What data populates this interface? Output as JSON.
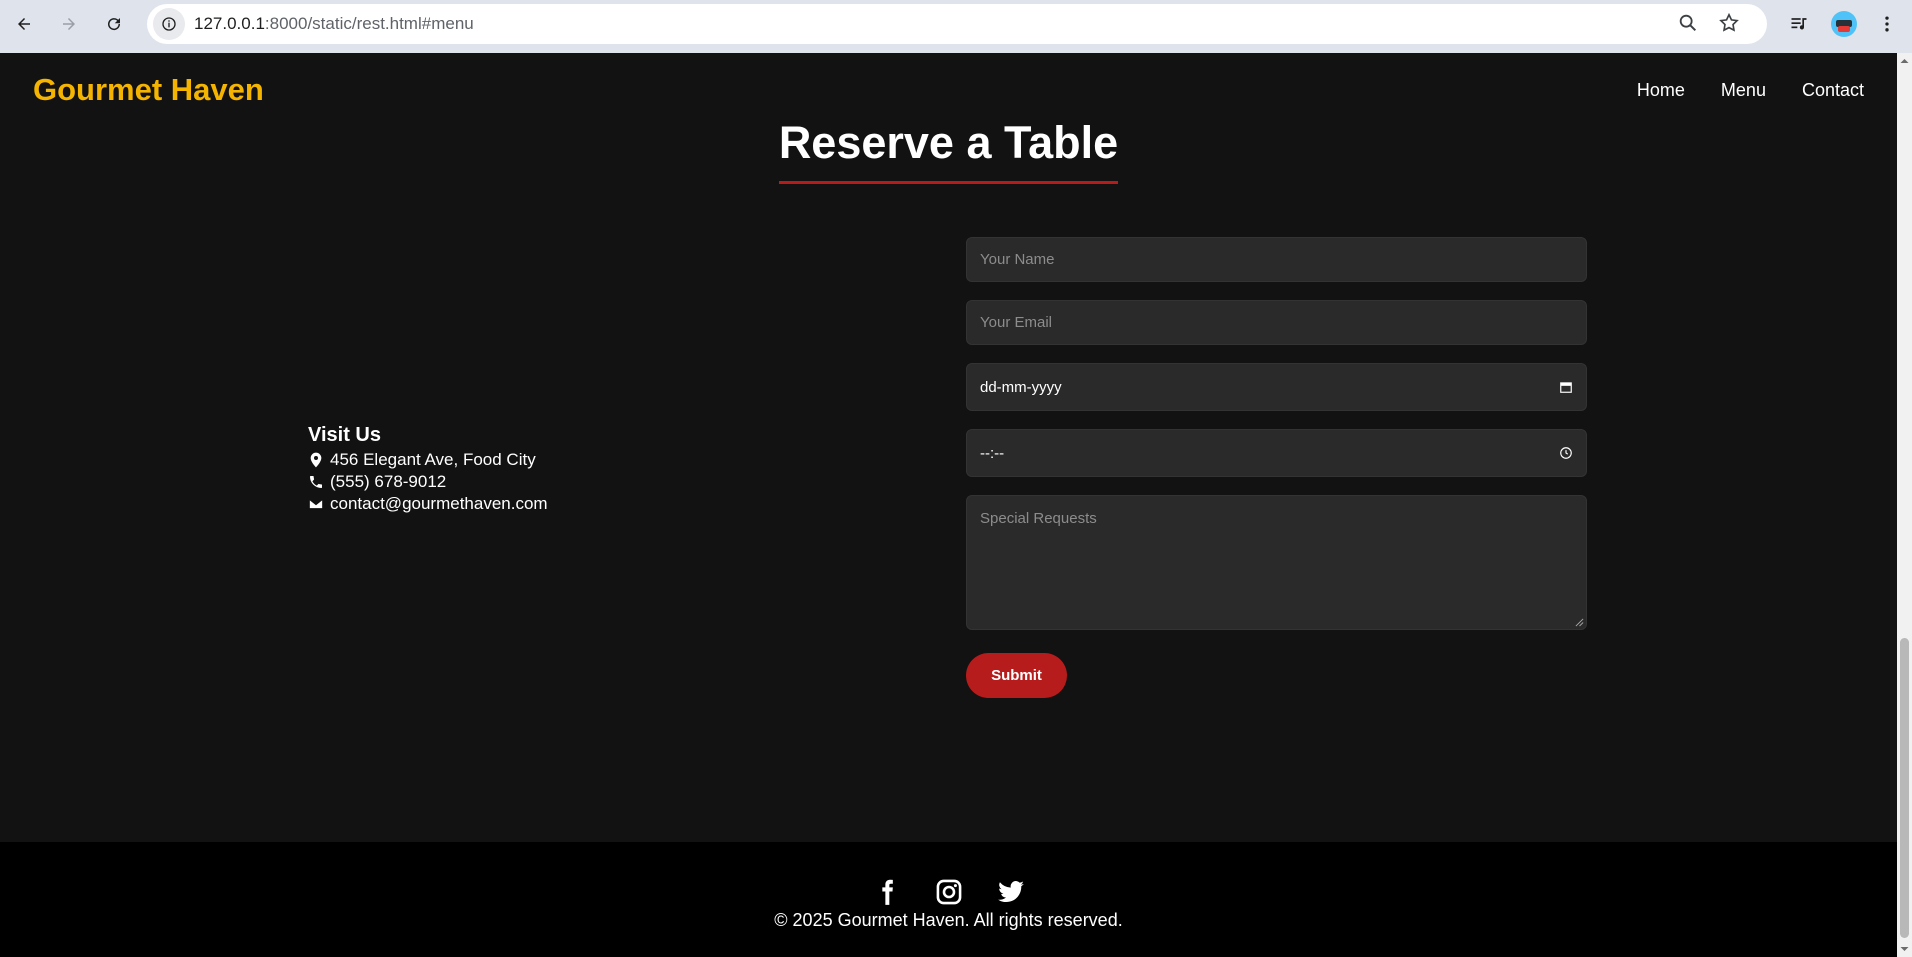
{
  "browser": {
    "url_host": "127.0.0.1",
    "url_path": ":8000/static/rest.html#menu"
  },
  "header": {
    "brand": "Gourmet Haven",
    "nav": [
      "Home",
      "Menu",
      "Contact"
    ]
  },
  "reservation": {
    "title": "Reserve a Table",
    "name_placeholder": "Your Name",
    "email_placeholder": "Your Email",
    "date_value": "dd-mm-yyyy",
    "time_value": "--:--",
    "requests_placeholder": "Special Requests",
    "submit_label": "Submit"
  },
  "visit": {
    "heading": "Visit Us",
    "address": "456 Elegant Ave, Food City",
    "phone": "(555) 678-9012",
    "email": "contact@gourmethaven.com"
  },
  "footer": {
    "social_icons": [
      "facebook-icon",
      "instagram-icon",
      "twitter-icon"
    ],
    "copyright": "© 2025 Gourmet Haven. All rights reserved."
  },
  "colors": {
    "accent": "#b71c1c",
    "brand": "#f4b400",
    "background": "#121212"
  }
}
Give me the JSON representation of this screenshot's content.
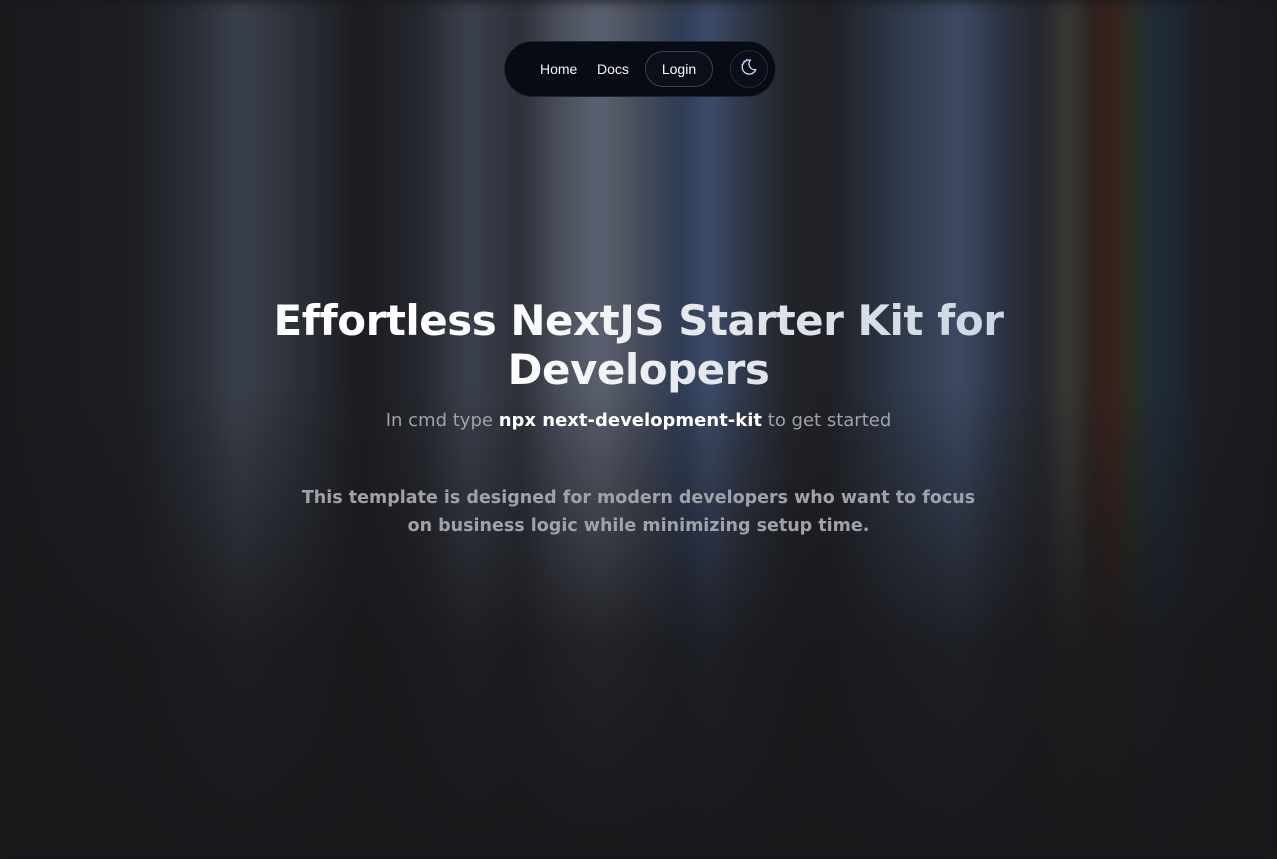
{
  "nav": {
    "home_label": "Home",
    "docs_label": "Docs",
    "login_label": "Login",
    "theme_toggle_icon": "moon-stars-icon"
  },
  "hero": {
    "title_line1": "Effortless NextJS Starter Kit for",
    "title_line2": "Developers",
    "subtitle_prefix": "In cmd type",
    "subtitle_command": "npx next-development-kit",
    "subtitle_suffix": "to get started",
    "description": "This template is designed for modern developers who want to focus on business logic while minimizing setup time."
  },
  "colors": {
    "background": "#18181b",
    "nav_background": "#070b14",
    "muted_text": "#a1a1aa",
    "text": "#ffffff"
  }
}
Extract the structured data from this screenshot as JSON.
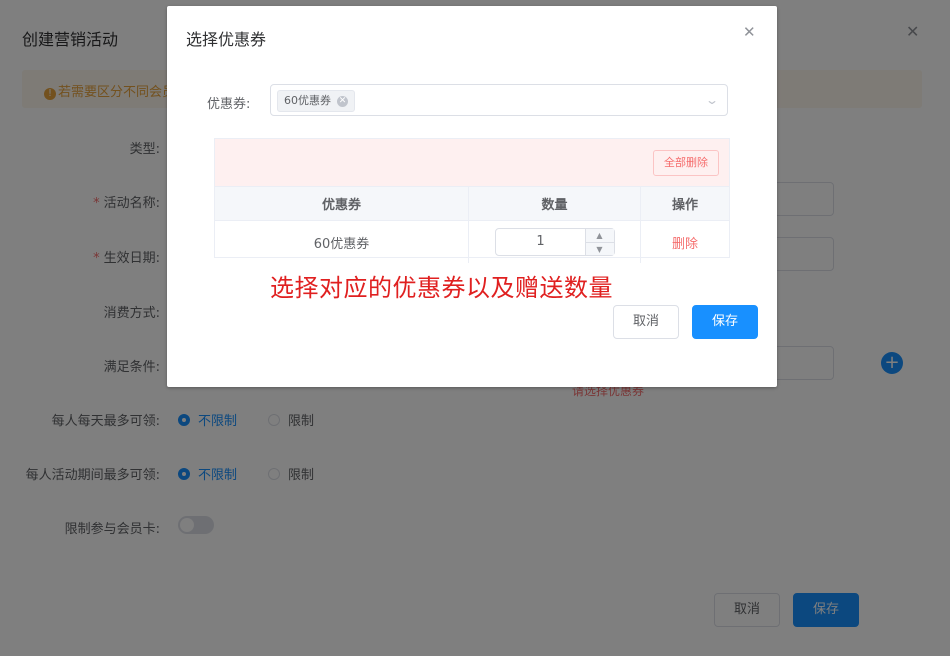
{
  "background_form": {
    "title": "创建营销活动",
    "notice": "若需要区分不同会员",
    "labels": {
      "type": "类型:",
      "name": "活动名称:",
      "date": "生效日期:",
      "consume": "消费方式:",
      "condition": "满足条件:",
      "daily_limit": "每人每天最多可领:",
      "period_limit": "每人活动期间最多可领:",
      "member_card": "限制参与会员卡:"
    },
    "radio_unlimited": "不限制",
    "radio_limited": "限制",
    "coupon_hint": "请选择优惠券",
    "cancel": "取消",
    "save": "保存",
    "colors": {
      "primary": "#1890ff",
      "danger": "#f56c6c",
      "warning": "#e6a23c"
    }
  },
  "dialog": {
    "title": "选择优惠券",
    "coupon_label": "优惠券:",
    "selected_tag": "60优惠券",
    "delete_all": "全部删除",
    "table": {
      "headers": [
        "优惠券",
        "数量",
        "操作"
      ],
      "rows": [
        {
          "coupon": "60优惠券",
          "quantity": "1",
          "action": "删除"
        }
      ]
    },
    "annotation": "选择对应的优惠券以及赠送数量",
    "cancel": "取消",
    "save": "保存"
  }
}
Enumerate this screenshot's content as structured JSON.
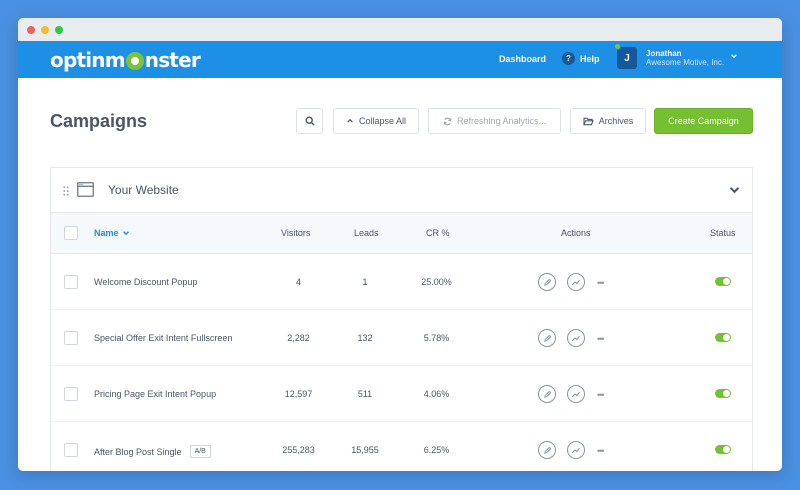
{
  "window": {
    "controls": [
      "close",
      "minimize",
      "maximize"
    ]
  },
  "nav": {
    "logo_parts": [
      "optinm",
      "nster"
    ],
    "dashboard": "Dashboard",
    "help": "Help",
    "help_icon_glyph": "?",
    "user": {
      "initial": "J",
      "name": "Jonathan",
      "company": "Awesome Motive, Inc."
    }
  },
  "toolbar": {
    "title": "Campaigns",
    "collapse": "Collapse All",
    "refresh": "Refreshing Analytics...",
    "archives": "Archives",
    "create": "Create Campaign"
  },
  "panel": {
    "title": "Your Website",
    "columns": {
      "name": "Name",
      "visitors": "Visitors",
      "leads": "Leads",
      "cr": "CR %",
      "actions": "Actions",
      "status": "Status"
    },
    "rows": [
      {
        "name": "Welcome Discount Popup",
        "visitors": "4",
        "leads": "1",
        "cr": "25.00%",
        "badge": null,
        "status_on": true
      },
      {
        "name": "Special Offer Exit Intent Fullscreen",
        "visitors": "2,282",
        "leads": "132",
        "cr": "5.78%",
        "badge": null,
        "status_on": true
      },
      {
        "name": "Pricing Page Exit Intent Popup",
        "visitors": "12,597",
        "leads": "511",
        "cr": "4.06%",
        "badge": null,
        "status_on": true
      },
      {
        "name": "After Blog Post Single",
        "visitors": "255,283",
        "leads": "15,955",
        "cr": "6.25%",
        "badge": "A/B",
        "status_on": true
      }
    ],
    "more_glyph": "•••"
  },
  "colors": {
    "nav": "#1d8fe4",
    "accent_green": "#75c030",
    "link_blue": "#1d8fe4",
    "background": "#4a90e2"
  }
}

* **Exercise instructions**
Answer with one number: how many lines of the entries above include the word "data".

* **The solution**
2